━━━ Records for the task

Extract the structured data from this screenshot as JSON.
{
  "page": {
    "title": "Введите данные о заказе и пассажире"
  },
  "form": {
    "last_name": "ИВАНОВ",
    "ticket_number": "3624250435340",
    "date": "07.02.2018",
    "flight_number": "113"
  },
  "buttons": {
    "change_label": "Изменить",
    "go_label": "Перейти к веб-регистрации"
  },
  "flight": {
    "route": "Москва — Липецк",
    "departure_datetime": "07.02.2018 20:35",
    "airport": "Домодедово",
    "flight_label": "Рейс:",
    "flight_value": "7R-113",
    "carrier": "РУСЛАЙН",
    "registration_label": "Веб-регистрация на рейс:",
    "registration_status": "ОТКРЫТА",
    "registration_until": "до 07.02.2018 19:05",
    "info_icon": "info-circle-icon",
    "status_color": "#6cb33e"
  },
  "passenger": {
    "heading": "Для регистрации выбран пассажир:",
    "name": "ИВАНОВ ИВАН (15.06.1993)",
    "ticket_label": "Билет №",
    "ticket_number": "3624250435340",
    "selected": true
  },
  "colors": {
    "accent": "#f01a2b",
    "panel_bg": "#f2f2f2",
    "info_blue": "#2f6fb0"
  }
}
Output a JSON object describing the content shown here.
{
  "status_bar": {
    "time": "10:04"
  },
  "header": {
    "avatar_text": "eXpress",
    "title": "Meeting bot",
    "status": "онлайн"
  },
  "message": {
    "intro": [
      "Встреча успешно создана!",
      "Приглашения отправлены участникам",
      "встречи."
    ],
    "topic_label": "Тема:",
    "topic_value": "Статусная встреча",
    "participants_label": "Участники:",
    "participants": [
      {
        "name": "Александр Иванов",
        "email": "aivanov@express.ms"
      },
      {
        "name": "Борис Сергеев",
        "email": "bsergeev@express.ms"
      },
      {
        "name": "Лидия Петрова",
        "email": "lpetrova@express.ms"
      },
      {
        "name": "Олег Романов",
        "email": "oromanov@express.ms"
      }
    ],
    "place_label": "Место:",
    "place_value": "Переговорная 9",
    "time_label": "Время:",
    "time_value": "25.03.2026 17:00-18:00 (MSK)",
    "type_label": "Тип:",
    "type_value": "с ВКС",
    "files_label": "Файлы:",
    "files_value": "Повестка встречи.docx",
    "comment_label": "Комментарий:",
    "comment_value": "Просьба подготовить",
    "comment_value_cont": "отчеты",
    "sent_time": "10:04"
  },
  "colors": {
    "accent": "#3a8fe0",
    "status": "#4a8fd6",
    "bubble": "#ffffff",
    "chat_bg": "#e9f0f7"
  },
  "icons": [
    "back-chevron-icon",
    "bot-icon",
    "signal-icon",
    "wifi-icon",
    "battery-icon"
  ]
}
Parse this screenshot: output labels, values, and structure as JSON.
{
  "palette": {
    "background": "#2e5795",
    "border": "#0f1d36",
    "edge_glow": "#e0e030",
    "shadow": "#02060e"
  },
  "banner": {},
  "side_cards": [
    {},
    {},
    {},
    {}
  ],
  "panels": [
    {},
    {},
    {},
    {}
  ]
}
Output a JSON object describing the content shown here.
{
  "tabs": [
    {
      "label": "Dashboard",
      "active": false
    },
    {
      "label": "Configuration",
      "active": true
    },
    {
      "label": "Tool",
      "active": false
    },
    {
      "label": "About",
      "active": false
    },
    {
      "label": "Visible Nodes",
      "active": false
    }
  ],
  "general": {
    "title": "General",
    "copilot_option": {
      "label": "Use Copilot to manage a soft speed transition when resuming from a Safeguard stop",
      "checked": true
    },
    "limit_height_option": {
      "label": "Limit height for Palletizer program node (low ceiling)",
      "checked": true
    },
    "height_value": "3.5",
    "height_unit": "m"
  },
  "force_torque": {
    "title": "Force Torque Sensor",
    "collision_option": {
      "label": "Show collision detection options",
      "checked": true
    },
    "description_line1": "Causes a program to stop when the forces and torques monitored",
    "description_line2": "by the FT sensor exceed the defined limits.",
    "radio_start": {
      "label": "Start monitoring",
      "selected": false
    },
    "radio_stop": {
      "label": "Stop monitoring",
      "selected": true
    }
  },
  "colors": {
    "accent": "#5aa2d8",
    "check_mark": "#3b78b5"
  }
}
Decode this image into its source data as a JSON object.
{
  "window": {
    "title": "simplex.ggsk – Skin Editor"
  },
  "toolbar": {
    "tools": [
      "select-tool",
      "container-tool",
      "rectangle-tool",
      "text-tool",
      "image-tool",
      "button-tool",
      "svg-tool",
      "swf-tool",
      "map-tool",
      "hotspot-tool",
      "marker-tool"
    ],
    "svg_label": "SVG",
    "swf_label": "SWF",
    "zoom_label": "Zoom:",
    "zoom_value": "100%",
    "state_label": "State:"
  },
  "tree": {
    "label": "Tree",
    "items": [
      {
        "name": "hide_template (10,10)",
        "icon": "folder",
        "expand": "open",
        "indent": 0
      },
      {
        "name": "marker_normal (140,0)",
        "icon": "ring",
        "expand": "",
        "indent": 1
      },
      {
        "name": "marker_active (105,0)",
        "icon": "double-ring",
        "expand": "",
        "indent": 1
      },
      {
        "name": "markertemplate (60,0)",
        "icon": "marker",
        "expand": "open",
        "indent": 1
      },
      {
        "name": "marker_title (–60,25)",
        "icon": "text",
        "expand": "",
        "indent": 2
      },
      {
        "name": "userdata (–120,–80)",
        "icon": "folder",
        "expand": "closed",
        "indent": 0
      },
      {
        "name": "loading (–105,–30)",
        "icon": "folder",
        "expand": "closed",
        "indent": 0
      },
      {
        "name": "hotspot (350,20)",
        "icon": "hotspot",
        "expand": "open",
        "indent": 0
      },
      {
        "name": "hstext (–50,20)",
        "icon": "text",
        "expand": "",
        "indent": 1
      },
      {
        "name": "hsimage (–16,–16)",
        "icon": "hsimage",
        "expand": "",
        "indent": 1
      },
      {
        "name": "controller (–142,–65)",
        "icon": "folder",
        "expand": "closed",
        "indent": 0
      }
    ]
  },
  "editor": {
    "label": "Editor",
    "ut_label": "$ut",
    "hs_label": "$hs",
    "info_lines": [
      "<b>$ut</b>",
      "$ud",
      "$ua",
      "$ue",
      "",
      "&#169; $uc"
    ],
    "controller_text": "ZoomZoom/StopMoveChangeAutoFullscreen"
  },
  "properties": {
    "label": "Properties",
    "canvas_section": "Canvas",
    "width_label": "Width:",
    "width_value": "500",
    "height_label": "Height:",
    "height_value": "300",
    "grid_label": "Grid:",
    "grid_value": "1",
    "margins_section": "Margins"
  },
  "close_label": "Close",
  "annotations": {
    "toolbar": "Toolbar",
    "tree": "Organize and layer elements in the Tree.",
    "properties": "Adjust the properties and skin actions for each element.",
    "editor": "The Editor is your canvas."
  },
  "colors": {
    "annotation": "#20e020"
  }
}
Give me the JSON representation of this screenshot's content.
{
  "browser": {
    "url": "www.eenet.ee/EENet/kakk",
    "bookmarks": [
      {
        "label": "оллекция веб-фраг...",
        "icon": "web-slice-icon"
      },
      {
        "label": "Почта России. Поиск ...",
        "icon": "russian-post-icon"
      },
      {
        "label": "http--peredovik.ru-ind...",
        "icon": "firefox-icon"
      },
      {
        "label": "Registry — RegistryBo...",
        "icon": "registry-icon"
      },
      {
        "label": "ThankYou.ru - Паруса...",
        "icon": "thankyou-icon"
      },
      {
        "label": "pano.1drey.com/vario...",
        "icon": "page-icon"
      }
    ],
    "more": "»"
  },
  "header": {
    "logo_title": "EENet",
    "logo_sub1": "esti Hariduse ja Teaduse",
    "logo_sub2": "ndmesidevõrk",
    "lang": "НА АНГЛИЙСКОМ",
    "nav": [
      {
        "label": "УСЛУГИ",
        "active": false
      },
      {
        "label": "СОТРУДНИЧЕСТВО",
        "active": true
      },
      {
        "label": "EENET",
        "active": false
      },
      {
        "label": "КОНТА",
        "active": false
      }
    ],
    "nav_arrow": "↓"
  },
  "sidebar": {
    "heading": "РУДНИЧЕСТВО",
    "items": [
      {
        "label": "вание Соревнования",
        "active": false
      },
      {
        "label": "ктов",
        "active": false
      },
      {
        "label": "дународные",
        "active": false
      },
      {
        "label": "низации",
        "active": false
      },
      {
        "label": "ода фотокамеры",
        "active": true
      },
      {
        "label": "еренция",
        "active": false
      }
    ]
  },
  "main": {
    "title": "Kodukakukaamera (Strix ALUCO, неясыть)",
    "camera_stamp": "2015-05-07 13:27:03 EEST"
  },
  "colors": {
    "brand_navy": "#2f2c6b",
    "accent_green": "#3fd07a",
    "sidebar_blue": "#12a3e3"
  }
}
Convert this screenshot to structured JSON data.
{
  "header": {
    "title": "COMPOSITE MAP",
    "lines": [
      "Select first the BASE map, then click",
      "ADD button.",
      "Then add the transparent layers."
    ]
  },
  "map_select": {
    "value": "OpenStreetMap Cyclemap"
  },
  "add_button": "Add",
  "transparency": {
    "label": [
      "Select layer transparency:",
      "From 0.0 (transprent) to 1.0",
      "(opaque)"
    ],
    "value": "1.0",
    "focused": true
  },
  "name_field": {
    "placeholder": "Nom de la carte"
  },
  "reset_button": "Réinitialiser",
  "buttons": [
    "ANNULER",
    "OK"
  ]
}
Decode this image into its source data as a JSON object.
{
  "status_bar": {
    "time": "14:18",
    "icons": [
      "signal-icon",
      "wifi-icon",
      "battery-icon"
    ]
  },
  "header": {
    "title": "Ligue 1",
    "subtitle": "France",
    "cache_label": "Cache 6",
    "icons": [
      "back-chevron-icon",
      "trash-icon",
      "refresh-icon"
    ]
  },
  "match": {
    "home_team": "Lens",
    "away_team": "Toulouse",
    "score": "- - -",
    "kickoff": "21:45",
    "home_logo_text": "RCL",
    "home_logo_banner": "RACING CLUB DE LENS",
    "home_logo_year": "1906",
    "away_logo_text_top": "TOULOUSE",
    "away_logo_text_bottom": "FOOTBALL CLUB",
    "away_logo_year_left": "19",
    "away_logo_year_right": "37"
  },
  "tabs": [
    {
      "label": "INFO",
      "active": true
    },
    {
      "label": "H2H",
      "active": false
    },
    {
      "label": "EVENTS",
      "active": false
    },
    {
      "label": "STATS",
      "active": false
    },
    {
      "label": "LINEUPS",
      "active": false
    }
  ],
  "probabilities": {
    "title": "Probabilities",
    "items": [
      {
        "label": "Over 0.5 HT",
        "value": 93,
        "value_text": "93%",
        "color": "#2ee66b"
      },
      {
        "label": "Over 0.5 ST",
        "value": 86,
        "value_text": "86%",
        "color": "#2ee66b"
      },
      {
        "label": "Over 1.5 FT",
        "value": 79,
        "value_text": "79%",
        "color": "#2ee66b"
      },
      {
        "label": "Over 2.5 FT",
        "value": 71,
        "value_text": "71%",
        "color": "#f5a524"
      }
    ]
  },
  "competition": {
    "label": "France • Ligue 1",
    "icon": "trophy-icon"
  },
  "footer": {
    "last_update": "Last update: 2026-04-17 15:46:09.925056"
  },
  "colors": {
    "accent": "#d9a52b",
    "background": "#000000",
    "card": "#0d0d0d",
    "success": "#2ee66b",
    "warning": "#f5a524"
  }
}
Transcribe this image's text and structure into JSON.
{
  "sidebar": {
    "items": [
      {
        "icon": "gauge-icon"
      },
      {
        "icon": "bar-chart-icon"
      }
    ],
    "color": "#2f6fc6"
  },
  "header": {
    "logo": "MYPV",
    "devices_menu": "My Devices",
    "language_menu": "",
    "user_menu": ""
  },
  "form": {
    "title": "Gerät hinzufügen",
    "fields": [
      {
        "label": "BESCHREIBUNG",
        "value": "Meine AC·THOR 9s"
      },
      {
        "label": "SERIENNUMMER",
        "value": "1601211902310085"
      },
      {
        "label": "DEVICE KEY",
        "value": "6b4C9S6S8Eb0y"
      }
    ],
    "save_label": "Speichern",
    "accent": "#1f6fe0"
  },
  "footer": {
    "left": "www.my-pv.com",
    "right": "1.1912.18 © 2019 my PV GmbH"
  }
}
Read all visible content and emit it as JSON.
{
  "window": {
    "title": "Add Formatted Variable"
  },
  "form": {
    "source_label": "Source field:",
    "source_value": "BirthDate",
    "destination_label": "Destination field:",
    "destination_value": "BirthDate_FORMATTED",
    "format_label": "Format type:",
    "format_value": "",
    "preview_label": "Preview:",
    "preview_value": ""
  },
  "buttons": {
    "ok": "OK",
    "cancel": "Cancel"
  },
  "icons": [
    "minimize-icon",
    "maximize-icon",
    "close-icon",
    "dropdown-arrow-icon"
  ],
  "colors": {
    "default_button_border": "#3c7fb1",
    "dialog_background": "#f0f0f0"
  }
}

━━━━━━

_Direction_
From the data above, copy each line that holds "monitoring".

_Response below_
      "label": "Start monitoring",
      "label": "Stop monitoring",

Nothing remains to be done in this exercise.